_Short exercise_
Below are the entries; state how many of their lines contain the string "frac", and nothing more.

Stored records:
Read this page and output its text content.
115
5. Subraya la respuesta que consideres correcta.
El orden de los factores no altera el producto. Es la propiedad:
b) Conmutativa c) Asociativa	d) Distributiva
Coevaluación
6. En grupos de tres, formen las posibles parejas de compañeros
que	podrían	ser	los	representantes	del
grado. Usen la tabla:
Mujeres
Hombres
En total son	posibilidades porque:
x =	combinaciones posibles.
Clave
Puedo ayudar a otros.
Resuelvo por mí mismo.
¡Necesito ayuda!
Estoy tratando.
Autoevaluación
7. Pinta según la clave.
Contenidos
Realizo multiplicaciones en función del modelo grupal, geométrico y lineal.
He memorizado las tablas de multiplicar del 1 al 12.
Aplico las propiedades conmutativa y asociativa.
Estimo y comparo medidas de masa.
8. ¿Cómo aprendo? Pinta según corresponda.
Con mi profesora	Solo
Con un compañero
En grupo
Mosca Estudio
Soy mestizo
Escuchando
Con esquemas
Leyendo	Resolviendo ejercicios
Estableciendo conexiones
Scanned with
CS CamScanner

==

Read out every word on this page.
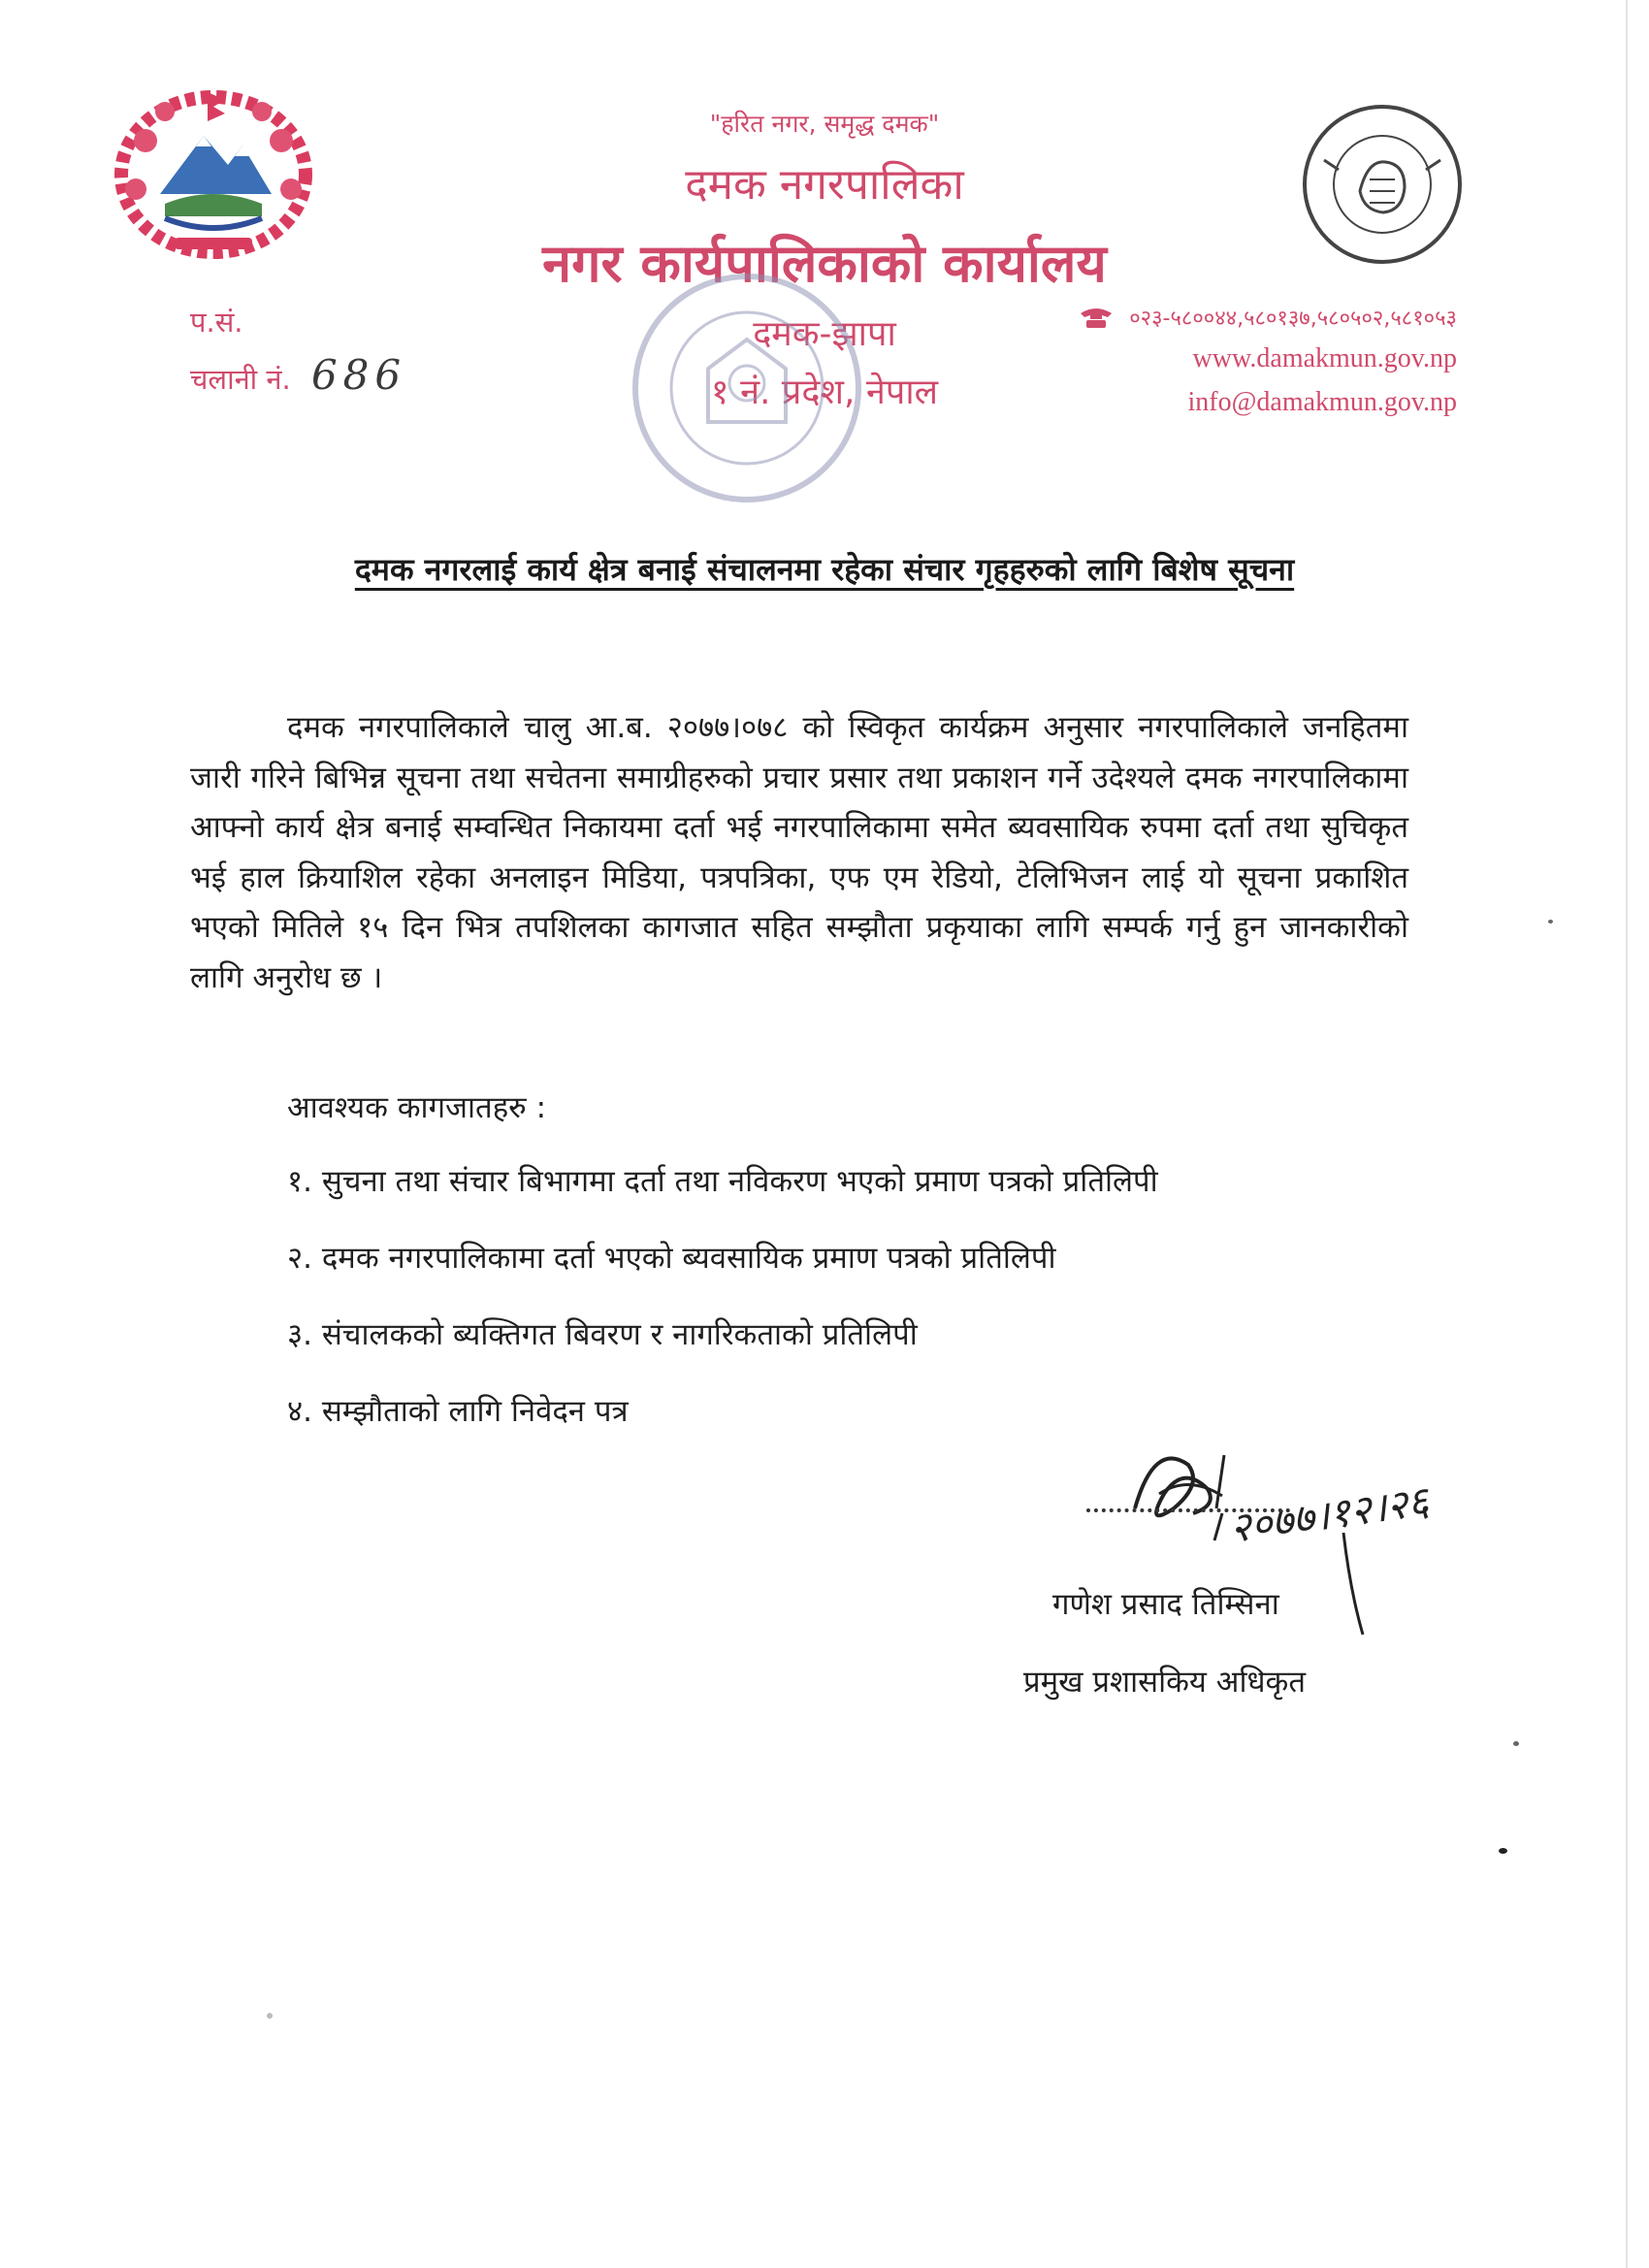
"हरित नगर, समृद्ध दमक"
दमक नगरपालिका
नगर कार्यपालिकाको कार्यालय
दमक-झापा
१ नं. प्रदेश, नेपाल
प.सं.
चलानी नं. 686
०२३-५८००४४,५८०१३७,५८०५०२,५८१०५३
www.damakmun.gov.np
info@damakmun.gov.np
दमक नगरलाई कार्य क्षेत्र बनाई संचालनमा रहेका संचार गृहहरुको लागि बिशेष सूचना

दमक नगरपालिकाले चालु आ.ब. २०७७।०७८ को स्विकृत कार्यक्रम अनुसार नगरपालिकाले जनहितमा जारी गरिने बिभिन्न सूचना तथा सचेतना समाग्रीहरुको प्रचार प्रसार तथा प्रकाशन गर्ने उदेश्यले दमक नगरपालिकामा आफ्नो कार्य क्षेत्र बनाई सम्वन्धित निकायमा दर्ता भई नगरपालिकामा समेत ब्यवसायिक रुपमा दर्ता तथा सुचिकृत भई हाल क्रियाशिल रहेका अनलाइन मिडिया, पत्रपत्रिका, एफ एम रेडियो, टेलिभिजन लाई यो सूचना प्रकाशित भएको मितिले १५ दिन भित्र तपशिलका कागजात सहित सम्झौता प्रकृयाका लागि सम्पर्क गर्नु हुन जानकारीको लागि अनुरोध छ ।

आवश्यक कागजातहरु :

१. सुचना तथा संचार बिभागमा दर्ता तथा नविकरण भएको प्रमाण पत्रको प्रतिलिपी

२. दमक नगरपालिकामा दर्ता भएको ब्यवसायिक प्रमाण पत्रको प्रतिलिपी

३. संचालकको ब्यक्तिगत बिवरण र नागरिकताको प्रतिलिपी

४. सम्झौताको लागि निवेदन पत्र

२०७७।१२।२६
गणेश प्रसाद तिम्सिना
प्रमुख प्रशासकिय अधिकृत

* * *

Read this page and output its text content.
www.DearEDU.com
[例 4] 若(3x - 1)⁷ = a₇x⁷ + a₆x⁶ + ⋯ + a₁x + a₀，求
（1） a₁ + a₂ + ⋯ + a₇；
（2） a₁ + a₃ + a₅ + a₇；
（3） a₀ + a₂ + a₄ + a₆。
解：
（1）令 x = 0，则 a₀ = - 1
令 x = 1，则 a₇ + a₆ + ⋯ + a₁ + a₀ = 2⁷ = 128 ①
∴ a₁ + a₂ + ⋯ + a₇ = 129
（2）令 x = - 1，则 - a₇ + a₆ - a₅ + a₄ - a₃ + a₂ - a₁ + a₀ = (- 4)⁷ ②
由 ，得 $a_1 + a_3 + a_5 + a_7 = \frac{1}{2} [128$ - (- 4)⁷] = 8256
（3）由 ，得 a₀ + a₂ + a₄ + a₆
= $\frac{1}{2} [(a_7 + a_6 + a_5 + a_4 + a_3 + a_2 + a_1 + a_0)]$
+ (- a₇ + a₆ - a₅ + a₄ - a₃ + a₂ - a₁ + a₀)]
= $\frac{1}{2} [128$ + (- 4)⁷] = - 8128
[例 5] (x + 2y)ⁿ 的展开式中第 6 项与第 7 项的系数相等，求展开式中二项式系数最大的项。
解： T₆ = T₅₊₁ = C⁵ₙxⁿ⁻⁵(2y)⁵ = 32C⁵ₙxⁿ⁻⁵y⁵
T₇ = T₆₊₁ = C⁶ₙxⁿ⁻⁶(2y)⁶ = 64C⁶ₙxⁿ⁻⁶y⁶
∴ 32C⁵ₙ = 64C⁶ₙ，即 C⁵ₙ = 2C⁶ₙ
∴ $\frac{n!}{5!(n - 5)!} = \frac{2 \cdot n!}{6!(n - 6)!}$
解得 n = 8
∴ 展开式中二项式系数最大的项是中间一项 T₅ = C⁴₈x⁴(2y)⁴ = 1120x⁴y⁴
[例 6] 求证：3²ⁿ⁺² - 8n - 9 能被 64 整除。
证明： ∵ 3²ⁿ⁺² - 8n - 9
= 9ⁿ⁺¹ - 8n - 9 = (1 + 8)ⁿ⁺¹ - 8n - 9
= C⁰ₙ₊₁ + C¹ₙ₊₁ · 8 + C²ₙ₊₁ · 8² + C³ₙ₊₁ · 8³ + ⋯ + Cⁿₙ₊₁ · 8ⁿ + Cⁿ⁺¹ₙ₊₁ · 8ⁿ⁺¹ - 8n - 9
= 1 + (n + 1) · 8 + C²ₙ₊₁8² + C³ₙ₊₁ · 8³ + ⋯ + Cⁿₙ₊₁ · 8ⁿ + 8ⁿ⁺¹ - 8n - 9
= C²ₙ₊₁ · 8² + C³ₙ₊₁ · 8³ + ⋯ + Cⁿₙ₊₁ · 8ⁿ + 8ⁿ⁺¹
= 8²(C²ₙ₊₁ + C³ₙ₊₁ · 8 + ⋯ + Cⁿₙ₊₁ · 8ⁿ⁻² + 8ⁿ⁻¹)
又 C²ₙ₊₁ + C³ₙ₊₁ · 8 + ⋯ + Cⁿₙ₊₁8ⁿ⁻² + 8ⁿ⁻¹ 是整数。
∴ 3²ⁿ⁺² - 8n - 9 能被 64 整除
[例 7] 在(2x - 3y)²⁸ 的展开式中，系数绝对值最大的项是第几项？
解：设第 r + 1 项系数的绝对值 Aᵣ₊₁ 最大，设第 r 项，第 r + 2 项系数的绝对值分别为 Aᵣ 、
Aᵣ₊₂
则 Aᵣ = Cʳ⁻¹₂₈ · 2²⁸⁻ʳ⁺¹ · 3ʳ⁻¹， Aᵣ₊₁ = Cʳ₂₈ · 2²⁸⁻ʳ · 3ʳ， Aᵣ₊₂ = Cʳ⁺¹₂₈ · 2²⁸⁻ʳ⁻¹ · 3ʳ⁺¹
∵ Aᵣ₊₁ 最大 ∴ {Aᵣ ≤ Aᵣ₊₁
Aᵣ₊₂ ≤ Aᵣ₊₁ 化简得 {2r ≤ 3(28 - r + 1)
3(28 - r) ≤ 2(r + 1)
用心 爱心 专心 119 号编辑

_The output_
4